Exercise requirements: Each line below should be quoted exactly, please.

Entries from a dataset

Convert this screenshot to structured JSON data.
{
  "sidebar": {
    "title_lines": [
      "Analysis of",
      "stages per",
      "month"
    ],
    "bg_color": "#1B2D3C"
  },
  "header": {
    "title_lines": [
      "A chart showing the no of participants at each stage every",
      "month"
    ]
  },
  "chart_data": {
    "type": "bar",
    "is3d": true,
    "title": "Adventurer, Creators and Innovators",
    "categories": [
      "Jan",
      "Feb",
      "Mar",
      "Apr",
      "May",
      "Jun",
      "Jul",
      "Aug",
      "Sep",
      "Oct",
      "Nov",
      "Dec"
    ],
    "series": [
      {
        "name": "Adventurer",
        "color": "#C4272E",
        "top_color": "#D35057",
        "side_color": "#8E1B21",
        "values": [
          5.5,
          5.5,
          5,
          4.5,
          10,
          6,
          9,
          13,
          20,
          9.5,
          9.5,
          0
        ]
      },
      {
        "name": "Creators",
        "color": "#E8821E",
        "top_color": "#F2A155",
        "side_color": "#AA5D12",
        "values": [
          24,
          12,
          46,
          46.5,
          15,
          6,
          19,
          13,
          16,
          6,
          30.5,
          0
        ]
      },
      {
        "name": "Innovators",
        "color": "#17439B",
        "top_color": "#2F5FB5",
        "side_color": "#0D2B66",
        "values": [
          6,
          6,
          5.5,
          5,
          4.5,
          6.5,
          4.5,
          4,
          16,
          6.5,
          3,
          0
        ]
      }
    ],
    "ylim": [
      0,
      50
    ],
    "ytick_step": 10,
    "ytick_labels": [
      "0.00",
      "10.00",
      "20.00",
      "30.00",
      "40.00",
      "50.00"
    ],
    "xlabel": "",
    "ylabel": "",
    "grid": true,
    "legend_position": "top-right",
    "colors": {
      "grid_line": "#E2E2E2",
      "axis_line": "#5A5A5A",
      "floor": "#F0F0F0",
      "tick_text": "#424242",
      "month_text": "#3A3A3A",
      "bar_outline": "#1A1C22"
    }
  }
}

Answer to this exercise:
Convert this screenshot to structured JSON data.
{
  "sidebar": {
    "title_lines": [
      "Analysis of",
      "stages per",
      "month"
    ],
    "bg_color": "#1B2D3C"
  },
  "header": {
    "title_lines": [
      "A chart showing the no of participants at each stage every",
      "month"
    ]
  },
  "chart_data": {
    "type": "bar",
    "is3d": true,
    "title": "Adventurer, Creators and Innovators",
    "categories": [
      "Jan",
      "Feb",
      "Mar",
      "Apr",
      "May",
      "Jun",
      "Jul",
      "Aug",
      "Sep",
      "Oct",
      "Nov",
      "Dec"
    ],
    "series": [
      {
        "name": "Adventurer",
        "color": "#C4272E",
        "top_color": "#D35057",
        "side_color": "#8E1B21",
        "values": [
          5.5,
          5.5,
          5,
          4.5,
          10,
          6,
          9,
          13,
          20,
          9.5,
          9.5,
          0
        ]
      },
      {
        "name": "Creators",
        "color": "#E8821E",
        "top_color": "#F2A155",
        "side_color": "#AA5D12",
        "values": [
          24,
          12,
          46,
          46.5,
          15,
          6,
          19,
          13,
          16,
          6,
          30.5,
          0
        ]
      },
      {
        "name": "Innovators",
        "color": "#17439B",
        "top_color": "#2F5FB5",
        "side_color": "#0D2B66",
        "values": [
          6,
          6,
          5.5,
          5,
          4.5,
          6.5,
          4.5,
          4,
          16,
          6.5,
          3,
          0
        ]
      }
    ],
    "ylim": [
      0,
      50
    ],
    "ytick_step": 10,
    "ytick_labels": [
      "0.00",
      "10.00",
      "20.00",
      "30.00",
      "40.00",
      "50.00"
    ],
    "xlabel": "",
    "ylabel": "",
    "grid": true,
    "legend_position": "top-right",
    "colors": {
      "grid_line": "#E2E2E2",
      "axis_line": "#5A5A5A",
      "floor": "#F0F0F0",
      "tick_text": "#424242",
      "month_text": "#3A3A3A",
      "bar_outline": "#1A1C22"
    }
  }
}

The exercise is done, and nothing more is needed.